Excerpt from a dataset:
____

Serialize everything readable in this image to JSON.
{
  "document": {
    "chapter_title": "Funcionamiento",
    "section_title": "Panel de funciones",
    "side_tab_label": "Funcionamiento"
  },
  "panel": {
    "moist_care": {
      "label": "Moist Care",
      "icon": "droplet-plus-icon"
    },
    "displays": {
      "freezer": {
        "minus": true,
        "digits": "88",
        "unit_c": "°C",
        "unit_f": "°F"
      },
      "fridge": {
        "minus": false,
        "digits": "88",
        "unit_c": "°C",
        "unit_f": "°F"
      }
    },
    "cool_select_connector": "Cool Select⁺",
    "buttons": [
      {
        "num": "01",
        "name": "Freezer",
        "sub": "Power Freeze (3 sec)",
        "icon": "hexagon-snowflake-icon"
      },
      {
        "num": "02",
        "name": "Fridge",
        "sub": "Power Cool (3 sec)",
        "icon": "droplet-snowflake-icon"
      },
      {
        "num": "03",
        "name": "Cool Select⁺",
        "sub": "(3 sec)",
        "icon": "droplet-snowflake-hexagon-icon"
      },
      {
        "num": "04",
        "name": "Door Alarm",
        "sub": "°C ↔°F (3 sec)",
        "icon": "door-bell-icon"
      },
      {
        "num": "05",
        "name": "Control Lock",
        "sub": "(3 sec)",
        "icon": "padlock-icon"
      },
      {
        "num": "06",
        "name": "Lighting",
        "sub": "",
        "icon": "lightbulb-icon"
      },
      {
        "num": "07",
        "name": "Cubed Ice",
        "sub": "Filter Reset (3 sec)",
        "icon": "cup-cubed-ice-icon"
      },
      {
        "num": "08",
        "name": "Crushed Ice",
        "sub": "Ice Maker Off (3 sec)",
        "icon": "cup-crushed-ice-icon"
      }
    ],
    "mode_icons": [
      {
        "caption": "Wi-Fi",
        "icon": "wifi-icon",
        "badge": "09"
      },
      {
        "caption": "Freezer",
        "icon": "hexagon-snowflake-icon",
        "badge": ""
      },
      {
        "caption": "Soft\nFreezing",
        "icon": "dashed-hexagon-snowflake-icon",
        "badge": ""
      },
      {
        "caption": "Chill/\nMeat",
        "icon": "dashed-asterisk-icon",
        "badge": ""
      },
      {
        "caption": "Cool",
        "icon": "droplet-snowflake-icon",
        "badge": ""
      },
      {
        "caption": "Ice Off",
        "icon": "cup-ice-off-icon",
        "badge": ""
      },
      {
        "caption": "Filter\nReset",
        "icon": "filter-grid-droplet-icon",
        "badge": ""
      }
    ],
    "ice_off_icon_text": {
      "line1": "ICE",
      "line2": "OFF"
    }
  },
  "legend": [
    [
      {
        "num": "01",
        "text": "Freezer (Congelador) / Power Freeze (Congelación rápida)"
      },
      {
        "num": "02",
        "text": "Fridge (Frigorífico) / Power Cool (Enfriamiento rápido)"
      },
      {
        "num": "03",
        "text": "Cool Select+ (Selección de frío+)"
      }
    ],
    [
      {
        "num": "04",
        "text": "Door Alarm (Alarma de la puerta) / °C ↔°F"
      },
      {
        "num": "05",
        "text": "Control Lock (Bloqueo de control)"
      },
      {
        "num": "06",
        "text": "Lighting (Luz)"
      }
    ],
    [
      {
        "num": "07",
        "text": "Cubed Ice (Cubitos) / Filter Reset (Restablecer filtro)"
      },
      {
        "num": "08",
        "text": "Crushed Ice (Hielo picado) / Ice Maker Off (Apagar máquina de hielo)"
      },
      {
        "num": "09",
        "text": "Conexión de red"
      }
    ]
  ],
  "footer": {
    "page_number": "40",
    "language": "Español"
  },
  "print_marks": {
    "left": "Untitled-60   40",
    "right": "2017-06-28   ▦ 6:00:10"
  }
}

____

WHAT THIS TASK INVOLVES :: Every line that holds the string "Funcionamiento" should be returned.

ANSWER FOR THIS EXERCISE ::
    "chapter_title": "Funcionamiento",
    "side_tab_label": "Funcionamiento"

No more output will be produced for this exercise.